- Prompt -
Copy out each line that mentions the word "this".

- Rows -
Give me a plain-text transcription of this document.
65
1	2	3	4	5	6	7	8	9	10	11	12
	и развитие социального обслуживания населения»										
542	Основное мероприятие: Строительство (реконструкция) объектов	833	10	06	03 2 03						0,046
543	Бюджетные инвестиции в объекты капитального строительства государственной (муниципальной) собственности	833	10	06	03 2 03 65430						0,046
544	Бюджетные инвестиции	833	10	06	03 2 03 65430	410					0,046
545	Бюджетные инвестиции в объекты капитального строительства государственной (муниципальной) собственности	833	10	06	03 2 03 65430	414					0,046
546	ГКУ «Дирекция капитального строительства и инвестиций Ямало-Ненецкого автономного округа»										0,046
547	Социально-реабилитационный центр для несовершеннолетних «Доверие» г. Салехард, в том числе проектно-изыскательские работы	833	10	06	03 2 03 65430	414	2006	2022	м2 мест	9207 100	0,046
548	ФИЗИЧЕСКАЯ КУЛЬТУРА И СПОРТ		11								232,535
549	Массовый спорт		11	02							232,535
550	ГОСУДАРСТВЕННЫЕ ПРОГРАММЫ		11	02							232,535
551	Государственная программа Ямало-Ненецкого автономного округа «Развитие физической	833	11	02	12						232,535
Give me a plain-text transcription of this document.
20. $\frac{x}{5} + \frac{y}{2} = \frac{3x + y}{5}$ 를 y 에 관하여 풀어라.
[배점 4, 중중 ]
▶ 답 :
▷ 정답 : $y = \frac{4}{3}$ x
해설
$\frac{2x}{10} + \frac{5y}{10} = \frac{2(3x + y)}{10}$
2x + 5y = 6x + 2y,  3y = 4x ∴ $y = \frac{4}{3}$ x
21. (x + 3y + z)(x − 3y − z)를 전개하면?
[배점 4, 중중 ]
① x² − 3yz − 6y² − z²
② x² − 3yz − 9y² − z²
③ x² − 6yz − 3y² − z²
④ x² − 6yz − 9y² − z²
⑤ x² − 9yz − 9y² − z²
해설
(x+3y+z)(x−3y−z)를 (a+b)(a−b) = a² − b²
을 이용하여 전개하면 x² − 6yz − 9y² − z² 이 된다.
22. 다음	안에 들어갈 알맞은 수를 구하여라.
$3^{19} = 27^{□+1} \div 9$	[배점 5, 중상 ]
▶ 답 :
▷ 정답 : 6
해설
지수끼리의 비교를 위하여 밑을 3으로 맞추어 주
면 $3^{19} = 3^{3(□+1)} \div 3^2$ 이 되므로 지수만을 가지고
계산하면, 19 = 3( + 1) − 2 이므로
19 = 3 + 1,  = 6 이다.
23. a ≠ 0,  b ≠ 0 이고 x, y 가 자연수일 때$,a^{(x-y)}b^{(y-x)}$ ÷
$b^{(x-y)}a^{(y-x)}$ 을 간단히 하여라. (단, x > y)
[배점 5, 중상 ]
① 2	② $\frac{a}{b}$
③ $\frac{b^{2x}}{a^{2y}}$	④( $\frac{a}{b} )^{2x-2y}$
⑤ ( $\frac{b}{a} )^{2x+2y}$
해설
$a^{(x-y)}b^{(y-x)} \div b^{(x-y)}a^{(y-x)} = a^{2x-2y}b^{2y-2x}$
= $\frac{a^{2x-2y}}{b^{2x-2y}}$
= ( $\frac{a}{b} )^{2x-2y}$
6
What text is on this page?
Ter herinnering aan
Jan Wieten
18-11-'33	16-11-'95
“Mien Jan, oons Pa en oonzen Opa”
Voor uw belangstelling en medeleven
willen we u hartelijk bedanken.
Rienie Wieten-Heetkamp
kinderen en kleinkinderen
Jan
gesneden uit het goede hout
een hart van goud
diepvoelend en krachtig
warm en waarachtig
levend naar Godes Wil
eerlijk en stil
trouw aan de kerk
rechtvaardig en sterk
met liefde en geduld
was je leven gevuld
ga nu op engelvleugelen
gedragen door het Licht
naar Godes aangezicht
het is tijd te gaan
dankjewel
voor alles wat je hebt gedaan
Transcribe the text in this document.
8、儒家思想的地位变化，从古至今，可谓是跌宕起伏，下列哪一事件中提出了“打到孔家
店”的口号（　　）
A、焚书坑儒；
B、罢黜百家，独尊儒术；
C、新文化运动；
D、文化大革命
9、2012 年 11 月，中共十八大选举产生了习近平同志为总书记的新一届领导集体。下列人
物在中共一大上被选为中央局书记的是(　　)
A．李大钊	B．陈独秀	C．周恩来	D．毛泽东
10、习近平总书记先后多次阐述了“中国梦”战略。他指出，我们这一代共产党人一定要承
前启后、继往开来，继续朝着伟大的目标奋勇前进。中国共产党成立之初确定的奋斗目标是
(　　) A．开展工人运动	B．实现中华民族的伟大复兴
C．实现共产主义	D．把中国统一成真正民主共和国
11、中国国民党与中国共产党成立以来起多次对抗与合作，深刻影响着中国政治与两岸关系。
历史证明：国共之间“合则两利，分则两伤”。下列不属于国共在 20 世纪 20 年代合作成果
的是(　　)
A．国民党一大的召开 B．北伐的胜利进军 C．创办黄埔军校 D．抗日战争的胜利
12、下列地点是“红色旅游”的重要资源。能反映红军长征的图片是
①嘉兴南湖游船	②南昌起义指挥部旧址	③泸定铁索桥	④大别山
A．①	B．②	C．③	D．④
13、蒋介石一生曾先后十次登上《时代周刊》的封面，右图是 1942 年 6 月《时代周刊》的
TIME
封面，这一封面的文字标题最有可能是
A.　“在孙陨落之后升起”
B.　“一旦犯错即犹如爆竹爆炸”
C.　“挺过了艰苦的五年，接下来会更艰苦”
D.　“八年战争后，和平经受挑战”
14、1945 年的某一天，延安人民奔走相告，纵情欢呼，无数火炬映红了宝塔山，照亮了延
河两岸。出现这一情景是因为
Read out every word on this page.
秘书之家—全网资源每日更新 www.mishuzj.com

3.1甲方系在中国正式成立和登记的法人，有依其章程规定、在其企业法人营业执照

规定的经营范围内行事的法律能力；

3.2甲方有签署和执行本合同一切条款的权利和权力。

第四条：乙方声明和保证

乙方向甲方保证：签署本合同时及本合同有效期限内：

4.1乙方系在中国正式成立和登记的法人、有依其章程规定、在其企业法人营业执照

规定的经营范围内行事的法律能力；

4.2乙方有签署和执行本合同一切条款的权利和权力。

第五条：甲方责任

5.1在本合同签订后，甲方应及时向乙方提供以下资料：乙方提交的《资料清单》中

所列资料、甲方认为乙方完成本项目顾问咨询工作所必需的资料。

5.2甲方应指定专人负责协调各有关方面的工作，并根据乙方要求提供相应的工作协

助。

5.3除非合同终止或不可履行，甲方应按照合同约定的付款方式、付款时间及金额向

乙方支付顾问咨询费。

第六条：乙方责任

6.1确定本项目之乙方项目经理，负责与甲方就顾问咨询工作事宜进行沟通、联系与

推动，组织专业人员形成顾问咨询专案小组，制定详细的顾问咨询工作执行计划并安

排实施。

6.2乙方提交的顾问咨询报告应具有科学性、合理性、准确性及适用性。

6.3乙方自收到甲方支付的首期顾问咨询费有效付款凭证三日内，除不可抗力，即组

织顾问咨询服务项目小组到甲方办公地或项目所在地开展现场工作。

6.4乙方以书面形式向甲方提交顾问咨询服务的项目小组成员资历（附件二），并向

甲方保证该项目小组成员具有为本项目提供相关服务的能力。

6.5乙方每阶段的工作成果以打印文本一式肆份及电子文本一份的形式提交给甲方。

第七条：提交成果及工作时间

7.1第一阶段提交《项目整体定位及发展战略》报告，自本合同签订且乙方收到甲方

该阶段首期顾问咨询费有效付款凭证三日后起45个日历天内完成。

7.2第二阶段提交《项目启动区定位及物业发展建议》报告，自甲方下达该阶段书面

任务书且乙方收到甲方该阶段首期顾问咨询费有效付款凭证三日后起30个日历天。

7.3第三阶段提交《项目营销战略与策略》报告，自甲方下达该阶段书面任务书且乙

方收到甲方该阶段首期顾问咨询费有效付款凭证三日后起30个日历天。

- Task result -
Give me a plain-text transcription of this document.
Give me a plain-text transcription of this document.
What text is on this page?
Transcribe the text in this document.
Read out every word on this page.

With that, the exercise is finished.